* **Required task**: Leave every picture out and write out the records below exactly.

[BEGIN]

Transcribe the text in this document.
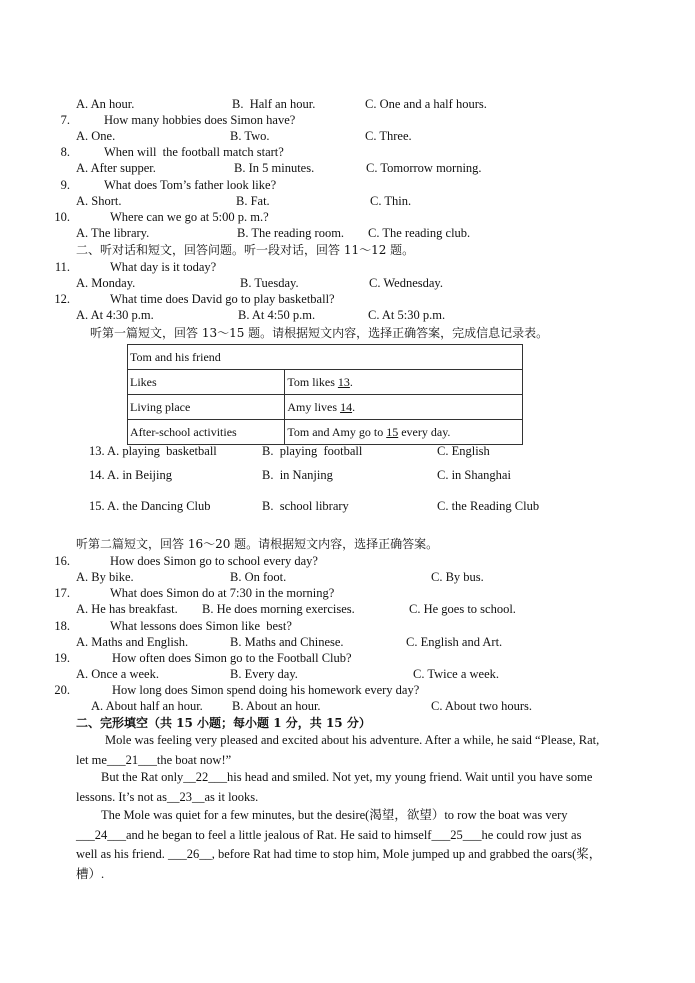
A. An hour.	B.  Half an hour.	C. One and a half hours.
7.	How many hobbies does Simon have?
A. One.	B. Two.	C. Three.
8.	When will  the football match start?
A. After supper.	B. In 5 minutes.	C. Tomorrow morning.
9.	What does Tom’s father look like?
A. Short.	B. Fat.	C. Thin.
10.	Where can we go at 5:00 p. m.?
A. The library.	B. The reading room. C. The reading club.
二、听对话和短文，回答问题。听一段对话，回答 11～12 题。
11.	What day is it today?
A. Monday.	B. Tuesday.	C. Wednesday.
12.	What time does David go to play basketball?
A. At 4:30 p.m.	B. At 4:50 p.m.	C. At 5:30 p.m.
听第一篇短文，回答 13～15 题。请根据短文内容，选择正确答案，完成信息记录表。
Tom and his friend	
Likes	Tom likes 13.
Living place	Amy lives 14.
After-school activities	Tom and Amy go to 15 every day.
13. A. playing  basketball	B.  playing  football	C. English
14. A. in Beijing	B.  in Nanjing	C. in Shanghai
15. A. the Dancing Club	B.  school library	C. the Reading Club
听第二篇短文，回答 16～20 题。请根据短文内容，选择正确答案。
16.	How does Simon go to school every day?
A. By bike.	B. On foot.	C. By bus.
17.	What does Simon do at 7:30 in the morning?
A. He has breakfast. B. He does morning exercises.	C. He goes to school.
18.	What lessons does Simon like  best?
A. Maths and English.	B. Maths and Chinese.	C. English and Art.
19.	How often does Simon go to the Football Club?
A. Once a week.	B. Every day.	C. Twice a week.
20.	How long does Simon spend doing his homework every day?
A. About half an hour. B. About an hour.	C. About two hours.
二、完形填空（共 15 小题；每小题 1 分，共 15 分）
Mole was feeling very pleased and excited about his adventure. After a while, he said “Please, Rat, let me___21___the boat now!”
But the Rat only__22___his head and smiled. Not yet, my young friend. Wait until you have some lessons. It’s not as__23__as it looks.
The Mole was quiet for a few minutes, but the desire(渴望，欲望）to row the boat was very ___24___and he began to feel a little jealous of Rat. He said to himself___25___he could row just as well as his friend. ___26__, before Rat had time to stop him, Mole jumped up and grabbed the oars(桨，槽）.
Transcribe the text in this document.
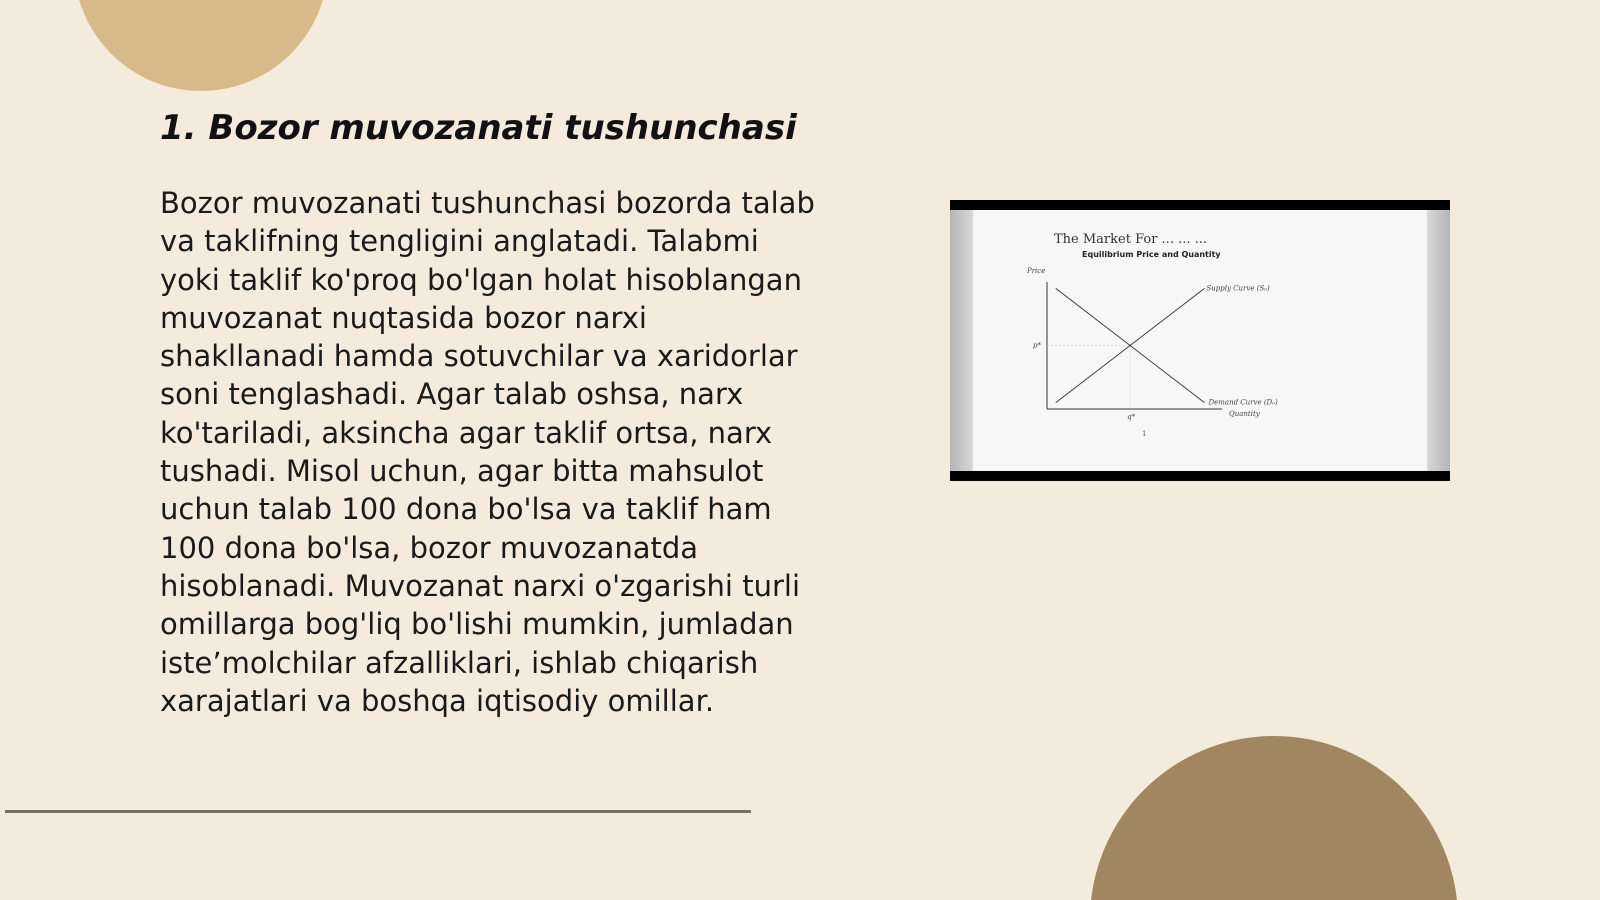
1. Bozor muvozanati tushunchasi

Bozor muvozanati tushunchasi bozorda talab
va taklifning tengligini anglatadi. Talabmi
yoki taklif ko'proq bo'lgan holat hisoblangan
muvozanat nuqtasida bozor narxi
shakllanadi hamda sotuvchilar va xaridorlar
soni tenglashadi. Agar talab oshsa, narx
ko'tariladi, aksincha agar taklif ortsa, narx
tushadi. Misol uchun, agar bitta mahsulot
uchun talab 100 dona bo'lsa va taklif ham
100 dona bo'lsa, bozor muvozanatda
hisoblanadi. Muvozanat narxi o'zgarishi turli
omillarga bog'liq bo'lishi mumkin, jumladan
iste’molchilar afzalliklari, ishlab chiqarish
xarajatlari va boshqa iqtisodiy omillar.

The Market For ... ... ...
Equilibrium Price and Quantity
Price
Quantity
Supply Curve (S₀)
Demand Curve (D₀)
p*
q*
1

[END]

* **Complete output**:
Transcribe the text in this document.
A. An hour.	B.  Half an hour.	C. One and a half hours.
7.	How many hobbies does Simon have?
A. One.	B. Two.	C. Three.
8.	When will  the football match start?
A. After supper.	B. In 5 minutes.	C. Tomorrow morning.
9.	What does Tom’s father look like?
A. Short.	B. Fat.	C. Thin.
10.	Where can we go at 5:00 p. m.?
A. The library.	B. The reading room. C. The reading club.
二、听对话和短文，回答问题。听一段对话，回答 11～12 题。
11.	What day is it today?
A. Monday.	B. Tuesday.	C. Wednesday.
12.	What time does David go to play basketball?
A. At 4:30 p.m.	B. At 4:50 p.m.	C. At 5:30 p.m.
听第一篇短文，回答 13～15 题。请根据短文内容，选择正确答案，完成信息记录表。
Tom and his friend	
Likes	Tom likes 13.
Living place	Amy lives 14.
After-school activities	Tom and Amy go to 15 every day.
13. A. playing  basketball	B.  playing  football	C. English
14. A. in Beijing	B.  in Nanjing	C. in Shanghai
15. A. the Dancing Club	B.  school library	C. the Reading Club
听第二篇短文，回答 16～20 题。请根据短文内容，选择正确答案。
16.	How does Simon go to school every day?
A. By bike.	B. On foot.	C. By bus.
17.	What does Simon do at 7:30 in the morning?
A. He has breakfast. B. He does morning exercises.	C. He goes to school.
18.	What lessons does Simon like  best?
A. Maths and English.	B. Maths and Chinese.	C. English and Art.
19.	How often does Simon go to the Football Club?
A. Once a week.	B. Every day.	C. Twice a week.
20.	How long does Simon spend doing his homework every day?
A. About half an hour. B. About an hour.	C. About two hours.
二、完形填空（共 15 小题；每小题 1 分，共 15 分）
Mole was feeling very pleased and excited about his adventure. After a while, he said “Please, Rat, let me___21___the boat now!”
But the Rat only__22___his head and smiled. Not yet, my young friend. Wait until you have some lessons. It’s not as__23__as it looks.
The Mole was quiet for a few minutes, but the desire(渴望，欲望）to row the boat was very ___24___and he began to feel a little jealous of Rat. He said to himself___25___he could row just as well as his friend. ___26__, before Rat had time to stop him, Mole jumped up and grabbed the oars(桨，槽）.
Transcribe the text in this document.
1. Bozor muvozanati tushunchasi

Bozor muvozanati tushunchasi bozorda talab
va taklifning tengligini anglatadi. Talabmi
yoki taklif ko'proq bo'lgan holat hisoblangan
muvozanat nuqtasida bozor narxi
shakllanadi hamda sotuvchilar va xaridorlar
soni tenglashadi. Agar talab oshsa, narx
ko'tariladi, aksincha agar taklif ortsa, narx
tushadi. Misol uchun, agar bitta mahsulot
uchun talab 100 dona bo'lsa va taklif ham
100 dona bo'lsa, bozor muvozanatda
hisoblanadi. Muvozanat narxi o'zgarishi turli
omillarga bog'liq bo'lishi mumkin, jumladan
iste’molchilar afzalliklari, ishlab chiqarish
xarajatlari va boshqa iqtisodiy omillar.

The Market For ... ... ...
Equilibrium Price and Quantity
Price
Quantity
Supply Curve (S₀)
Demand Curve (D₀)
p*
q*
1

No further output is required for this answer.